- **TASK INSTRUCTIONS**: Return the whole listing, keeping every character the same.

Data items
################

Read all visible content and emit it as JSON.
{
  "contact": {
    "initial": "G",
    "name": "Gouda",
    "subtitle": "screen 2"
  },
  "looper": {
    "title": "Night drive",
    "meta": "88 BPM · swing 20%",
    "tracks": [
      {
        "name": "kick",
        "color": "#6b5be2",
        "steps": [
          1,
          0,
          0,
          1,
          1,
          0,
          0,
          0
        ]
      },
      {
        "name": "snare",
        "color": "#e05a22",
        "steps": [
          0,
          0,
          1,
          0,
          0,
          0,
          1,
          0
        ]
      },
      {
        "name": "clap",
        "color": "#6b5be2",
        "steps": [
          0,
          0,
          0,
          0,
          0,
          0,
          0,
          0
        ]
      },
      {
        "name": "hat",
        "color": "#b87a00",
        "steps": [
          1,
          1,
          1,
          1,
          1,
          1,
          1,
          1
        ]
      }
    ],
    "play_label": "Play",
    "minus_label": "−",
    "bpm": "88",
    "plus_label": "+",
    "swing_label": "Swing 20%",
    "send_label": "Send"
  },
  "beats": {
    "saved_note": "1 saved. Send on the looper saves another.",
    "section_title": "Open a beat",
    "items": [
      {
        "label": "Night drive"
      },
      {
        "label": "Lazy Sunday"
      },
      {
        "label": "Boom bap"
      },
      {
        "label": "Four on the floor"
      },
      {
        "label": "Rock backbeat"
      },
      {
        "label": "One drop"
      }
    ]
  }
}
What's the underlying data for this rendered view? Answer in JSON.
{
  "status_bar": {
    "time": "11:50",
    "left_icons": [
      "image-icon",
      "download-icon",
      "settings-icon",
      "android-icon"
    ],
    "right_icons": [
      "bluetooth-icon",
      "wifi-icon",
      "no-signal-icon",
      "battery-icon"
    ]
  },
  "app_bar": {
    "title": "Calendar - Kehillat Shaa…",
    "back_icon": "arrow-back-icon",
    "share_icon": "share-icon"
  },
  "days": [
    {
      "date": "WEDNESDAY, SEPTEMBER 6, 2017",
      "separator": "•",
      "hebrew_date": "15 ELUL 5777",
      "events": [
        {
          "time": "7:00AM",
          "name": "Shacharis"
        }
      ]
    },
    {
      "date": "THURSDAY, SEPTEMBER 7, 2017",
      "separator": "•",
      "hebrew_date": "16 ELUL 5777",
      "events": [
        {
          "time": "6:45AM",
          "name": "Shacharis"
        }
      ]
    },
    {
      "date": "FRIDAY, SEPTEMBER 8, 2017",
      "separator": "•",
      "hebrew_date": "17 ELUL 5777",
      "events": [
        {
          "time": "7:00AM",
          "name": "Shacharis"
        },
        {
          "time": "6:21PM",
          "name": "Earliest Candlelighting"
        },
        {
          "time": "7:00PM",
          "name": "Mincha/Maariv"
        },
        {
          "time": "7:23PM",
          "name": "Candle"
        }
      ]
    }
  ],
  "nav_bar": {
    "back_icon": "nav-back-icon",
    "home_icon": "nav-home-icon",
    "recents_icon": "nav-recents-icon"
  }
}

################

- **EXERCISE SOLUTION**:
Read all visible content and emit it as JSON.
{
  "contact": {
    "initial": "G",
    "name": "Gouda",
    "subtitle": "screen 2"
  },
  "looper": {
    "title": "Night drive",
    "meta": "88 BPM · swing 20%",
    "tracks": [
      {
        "name": "kick",
        "color": "#6b5be2",
        "steps": [
          1,
          0,
          0,
          1,
          1,
          0,
          0,
          0
        ]
      },
      {
        "name": "snare",
        "color": "#e05a22",
        "steps": [
          0,
          0,
          1,
          0,
          0,
          0,
          1,
          0
        ]
      },
      {
        "name": "clap",
        "color": "#6b5be2",
        "steps": [
          0,
          0,
          0,
          0,
          0,
          0,
          0,
          0
        ]
      },
      {
        "name": "hat",
        "color": "#b87a00",
        "steps": [
          1,
          1,
          1,
          1,
          1,
          1,
          1,
          1
        ]
      }
    ],
    "play_label": "Play",
    "minus_label": "−",
    "bpm": "88",
    "plus_label": "+",
    "swing_label": "Swing 20%",
    "send_label": "Send"
  },
  "beats": {
    "saved_note": "1 saved. Send on the looper saves another.",
    "section_title": "Open a beat",
    "items": [
      {
        "label": "Night drive"
      },
      {
        "label": "Lazy Sunday"
      },
      {
        "label": "Boom bap"
      },
      {
        "label": "Four on the floor"
      },
      {
        "label": "Rock backbeat"
      },
      {
        "label": "One drop"
      }
    ]
  }
}
What's the underlying data for this rendered view? Answer in JSON.
{
  "status_bar": {
    "time": "11:50",
    "left_icons": [
      "image-icon",
      "download-icon",
      "settings-icon",
      "android-icon"
    ],
    "right_icons": [
      "bluetooth-icon",
      "wifi-icon",
      "no-signal-icon",
      "battery-icon"
    ]
  },
  "app_bar": {
    "title": "Calendar - Kehillat Shaa…",
    "back_icon": "arrow-back-icon",
    "share_icon": "share-icon"
  },
  "days": [
    {
      "date": "WEDNESDAY, SEPTEMBER 6, 2017",
      "separator": "•",
      "hebrew_date": "15 ELUL 5777",
      "events": [
        {
          "time": "7:00AM",
          "name": "Shacharis"
        }
      ]
    },
    {
      "date": "THURSDAY, SEPTEMBER 7, 2017",
      "separator": "•",
      "hebrew_date": "16 ELUL 5777",
      "events": [
        {
          "time": "6:45AM",
          "name": "Shacharis"
        }
      ]
    },
    {
      "date": "FRIDAY, SEPTEMBER 8, 2017",
      "separator": "•",
      "hebrew_date": "17 ELUL 5777",
      "events": [
        {
          "time": "7:00AM",
          "name": "Shacharis"
        },
        {
          "time": "6:21PM",
          "name": "Earliest Candlelighting"
        },
        {
          "time": "7:00PM",
          "name": "Mincha/Maariv"
        },
        {
          "time": "7:23PM",
          "name": "Candle"
        }
      ]
    }
  ],
  "nav_bar": {
    "back_icon": "nav-back-icon",
    "home_icon": "nav-home-icon",
    "recents_icon": "nav-recents-icon"
  }
}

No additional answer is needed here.